:: MATERIAL SHOWN

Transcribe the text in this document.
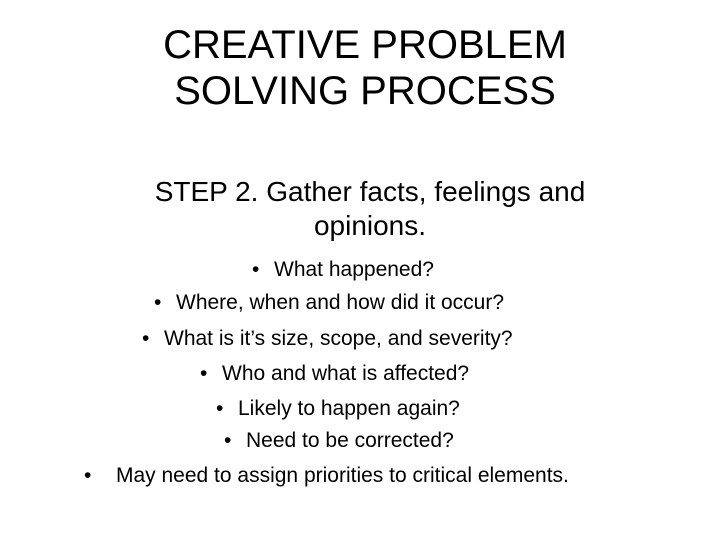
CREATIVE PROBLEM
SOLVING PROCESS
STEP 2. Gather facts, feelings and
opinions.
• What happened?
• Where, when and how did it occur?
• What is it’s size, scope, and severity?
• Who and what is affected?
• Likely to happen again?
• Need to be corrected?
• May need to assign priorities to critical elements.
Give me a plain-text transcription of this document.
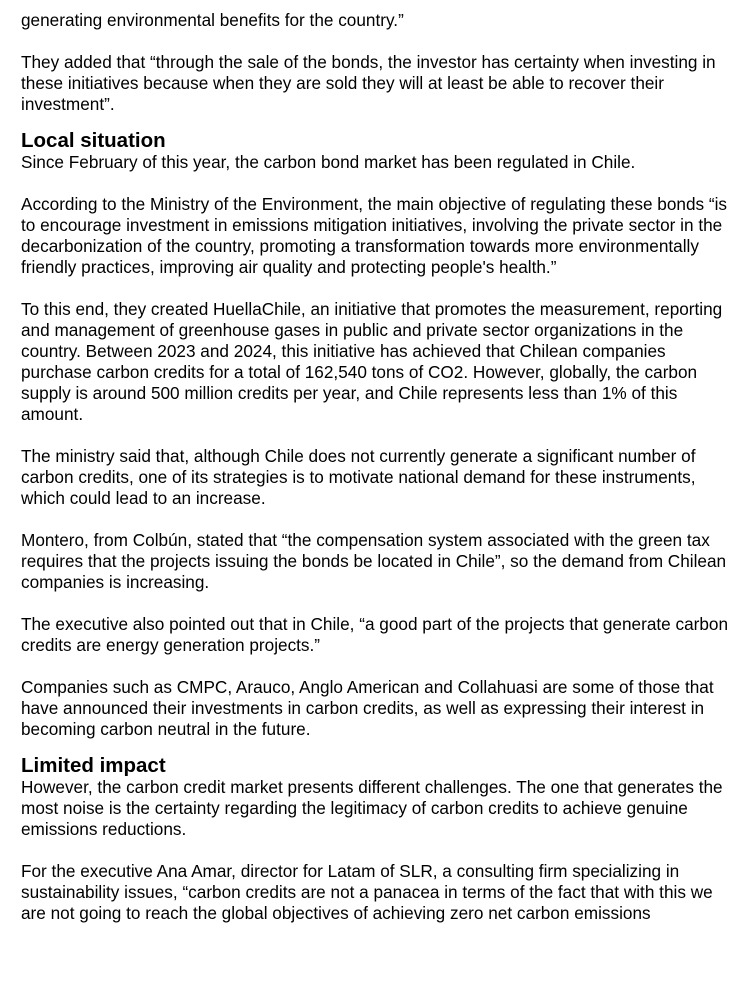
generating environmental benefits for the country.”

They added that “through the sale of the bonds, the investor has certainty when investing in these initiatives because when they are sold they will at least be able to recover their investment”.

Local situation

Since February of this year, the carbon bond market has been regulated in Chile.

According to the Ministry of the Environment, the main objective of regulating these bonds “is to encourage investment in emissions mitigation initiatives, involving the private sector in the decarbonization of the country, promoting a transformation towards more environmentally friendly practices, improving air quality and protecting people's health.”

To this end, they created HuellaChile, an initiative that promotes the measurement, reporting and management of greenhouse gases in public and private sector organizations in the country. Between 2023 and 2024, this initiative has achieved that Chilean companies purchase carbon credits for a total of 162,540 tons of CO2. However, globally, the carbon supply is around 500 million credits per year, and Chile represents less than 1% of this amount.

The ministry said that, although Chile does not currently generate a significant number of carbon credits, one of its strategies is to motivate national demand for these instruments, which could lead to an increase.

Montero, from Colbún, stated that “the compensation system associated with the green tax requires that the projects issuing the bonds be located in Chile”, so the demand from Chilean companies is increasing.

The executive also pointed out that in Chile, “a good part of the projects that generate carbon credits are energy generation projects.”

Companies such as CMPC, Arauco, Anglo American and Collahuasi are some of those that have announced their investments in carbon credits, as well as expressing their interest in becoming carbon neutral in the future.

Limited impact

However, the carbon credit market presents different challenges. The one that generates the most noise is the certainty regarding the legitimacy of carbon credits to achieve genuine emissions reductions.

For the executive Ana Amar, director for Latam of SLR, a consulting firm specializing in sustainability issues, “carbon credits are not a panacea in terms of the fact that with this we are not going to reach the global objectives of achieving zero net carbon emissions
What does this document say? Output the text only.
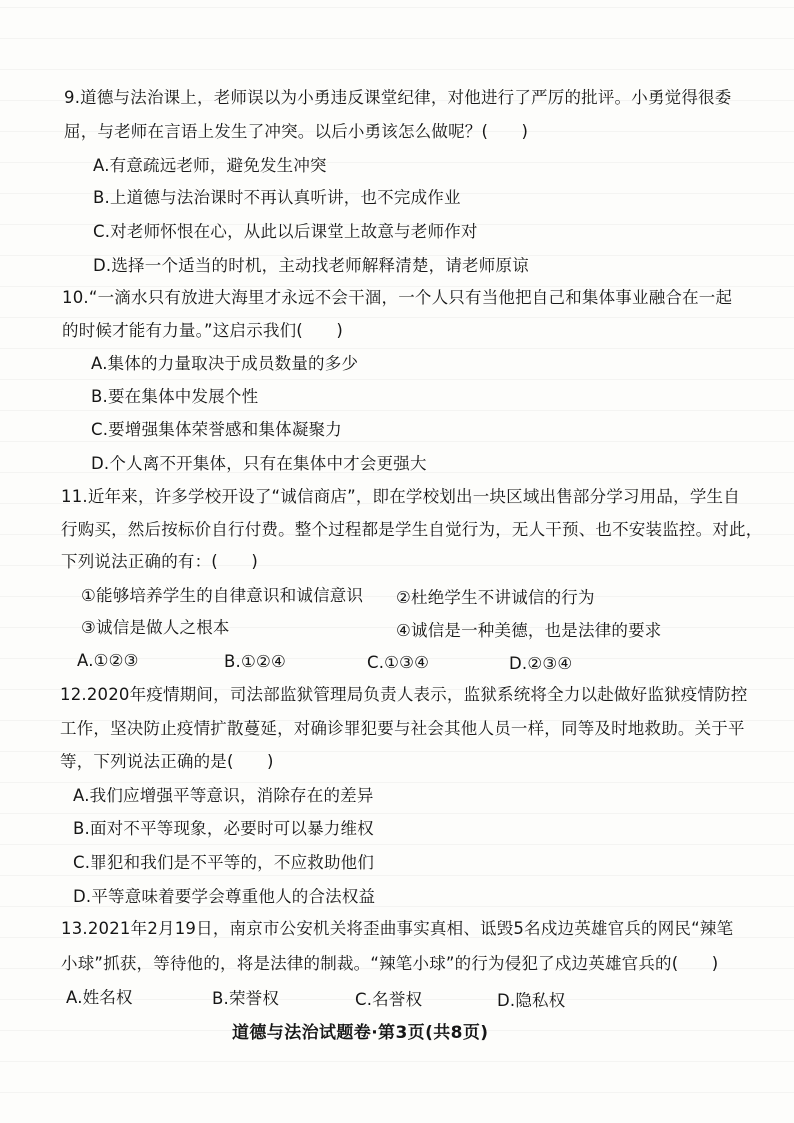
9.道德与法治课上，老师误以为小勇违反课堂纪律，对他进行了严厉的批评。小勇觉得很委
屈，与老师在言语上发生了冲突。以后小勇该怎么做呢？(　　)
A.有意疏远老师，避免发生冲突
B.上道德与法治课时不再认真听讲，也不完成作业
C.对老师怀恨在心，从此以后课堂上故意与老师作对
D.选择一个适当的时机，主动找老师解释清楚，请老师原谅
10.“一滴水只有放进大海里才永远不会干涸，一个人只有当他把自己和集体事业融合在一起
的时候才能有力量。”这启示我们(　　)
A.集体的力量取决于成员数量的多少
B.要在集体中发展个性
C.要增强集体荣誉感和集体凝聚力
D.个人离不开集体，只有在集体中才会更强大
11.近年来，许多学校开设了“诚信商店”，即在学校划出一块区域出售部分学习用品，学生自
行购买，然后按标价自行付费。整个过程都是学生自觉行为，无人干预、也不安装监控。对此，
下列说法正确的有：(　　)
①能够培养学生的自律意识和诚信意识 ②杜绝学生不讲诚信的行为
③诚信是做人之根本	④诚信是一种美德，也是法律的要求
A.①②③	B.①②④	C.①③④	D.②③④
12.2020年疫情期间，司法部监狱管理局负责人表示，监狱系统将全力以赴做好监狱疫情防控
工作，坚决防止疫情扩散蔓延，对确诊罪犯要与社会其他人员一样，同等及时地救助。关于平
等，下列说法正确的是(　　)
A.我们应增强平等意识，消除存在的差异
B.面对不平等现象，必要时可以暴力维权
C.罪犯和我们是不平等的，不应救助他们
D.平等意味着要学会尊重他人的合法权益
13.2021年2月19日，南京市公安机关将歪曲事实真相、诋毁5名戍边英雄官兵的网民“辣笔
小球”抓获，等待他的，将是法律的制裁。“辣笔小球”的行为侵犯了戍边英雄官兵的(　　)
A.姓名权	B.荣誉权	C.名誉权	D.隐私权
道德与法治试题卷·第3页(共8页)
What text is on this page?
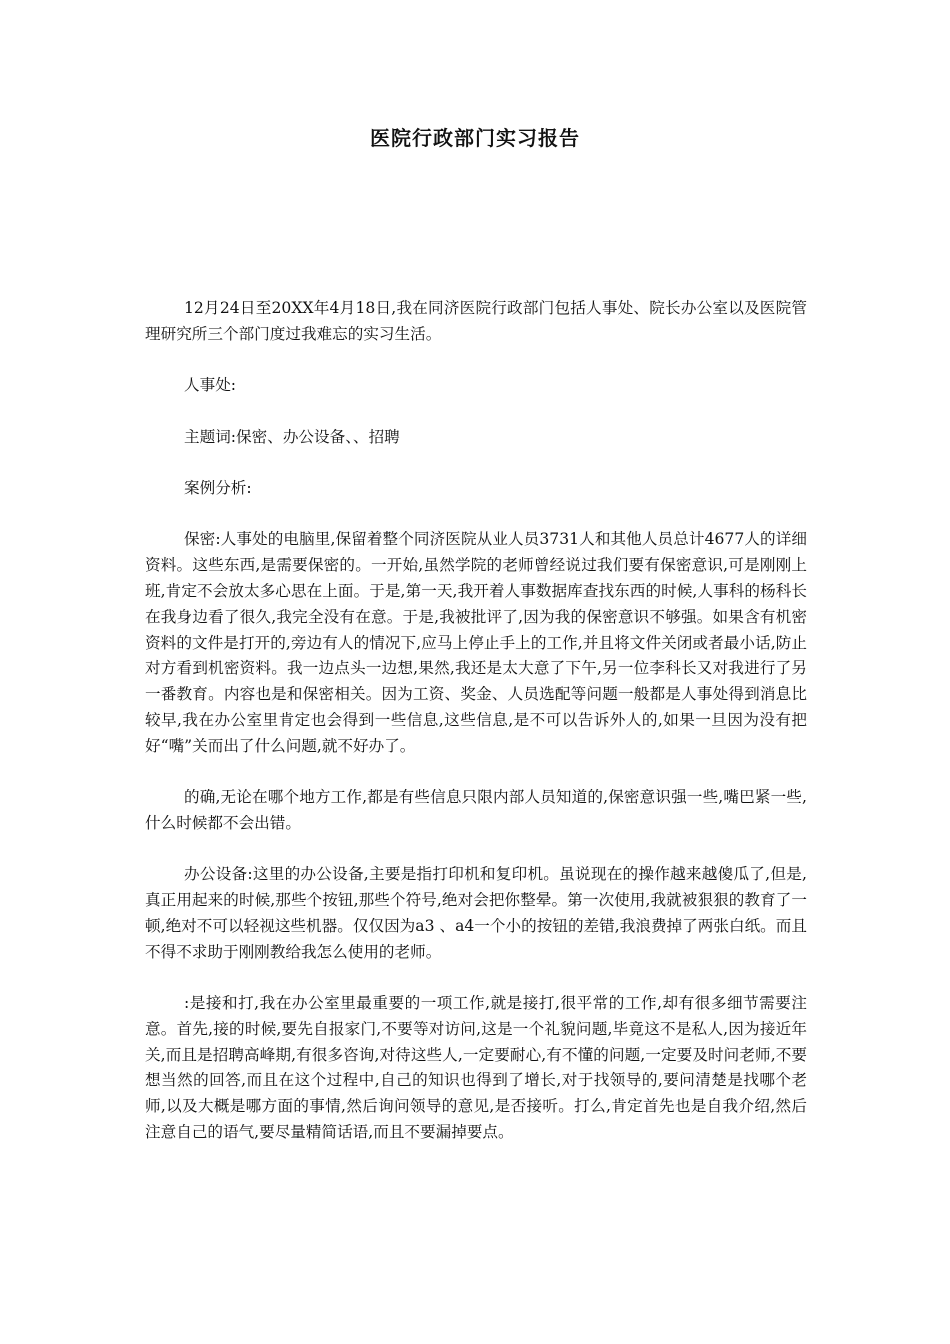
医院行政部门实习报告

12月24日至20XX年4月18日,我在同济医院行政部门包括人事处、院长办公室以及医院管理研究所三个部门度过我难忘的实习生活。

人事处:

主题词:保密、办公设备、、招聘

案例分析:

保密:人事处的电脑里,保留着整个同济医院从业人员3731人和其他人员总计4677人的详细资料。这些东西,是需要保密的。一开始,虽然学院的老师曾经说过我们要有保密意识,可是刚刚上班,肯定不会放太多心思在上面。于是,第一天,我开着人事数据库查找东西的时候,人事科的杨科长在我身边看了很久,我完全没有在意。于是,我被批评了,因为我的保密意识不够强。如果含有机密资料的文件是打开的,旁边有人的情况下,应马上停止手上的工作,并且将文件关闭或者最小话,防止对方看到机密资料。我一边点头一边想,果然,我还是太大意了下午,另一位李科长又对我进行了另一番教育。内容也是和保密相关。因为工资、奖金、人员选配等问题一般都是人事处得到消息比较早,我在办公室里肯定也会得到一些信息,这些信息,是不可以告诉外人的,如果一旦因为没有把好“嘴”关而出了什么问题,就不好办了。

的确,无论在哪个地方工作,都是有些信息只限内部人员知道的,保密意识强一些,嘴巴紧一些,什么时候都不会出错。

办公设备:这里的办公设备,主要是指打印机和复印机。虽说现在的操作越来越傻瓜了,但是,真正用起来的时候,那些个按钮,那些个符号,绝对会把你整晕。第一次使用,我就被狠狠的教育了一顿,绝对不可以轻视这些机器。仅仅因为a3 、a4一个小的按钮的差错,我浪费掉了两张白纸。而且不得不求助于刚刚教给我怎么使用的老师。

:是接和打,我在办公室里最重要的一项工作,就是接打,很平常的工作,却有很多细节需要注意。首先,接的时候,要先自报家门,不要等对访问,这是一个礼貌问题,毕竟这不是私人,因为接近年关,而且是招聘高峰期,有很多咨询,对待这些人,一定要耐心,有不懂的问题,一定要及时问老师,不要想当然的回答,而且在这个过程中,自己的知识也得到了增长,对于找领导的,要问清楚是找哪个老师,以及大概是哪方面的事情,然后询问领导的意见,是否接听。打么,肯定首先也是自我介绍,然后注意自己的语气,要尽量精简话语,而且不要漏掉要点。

::::

### TASK STATEMENT
Using the entries above, return each line that includes the word "they".

### THE REPLY
They added that “through the sale of the bonds, the investor has certainty when investing in these initiatives because when they are sold they will at least be able to recover their investment”.
To this end, they created HuellaChile, an initiative that promotes the measurement, reporting and management of greenhouse gases in public and private sector organizations in the country. Between 2023 and 2024, this initiative has achieved that Chilean companies purchase carbon credits for a total of 162,540 tons of CO2. However, globally, the carbon supply is around 500 million credits per year, and Chile represents less than 1% of this amount.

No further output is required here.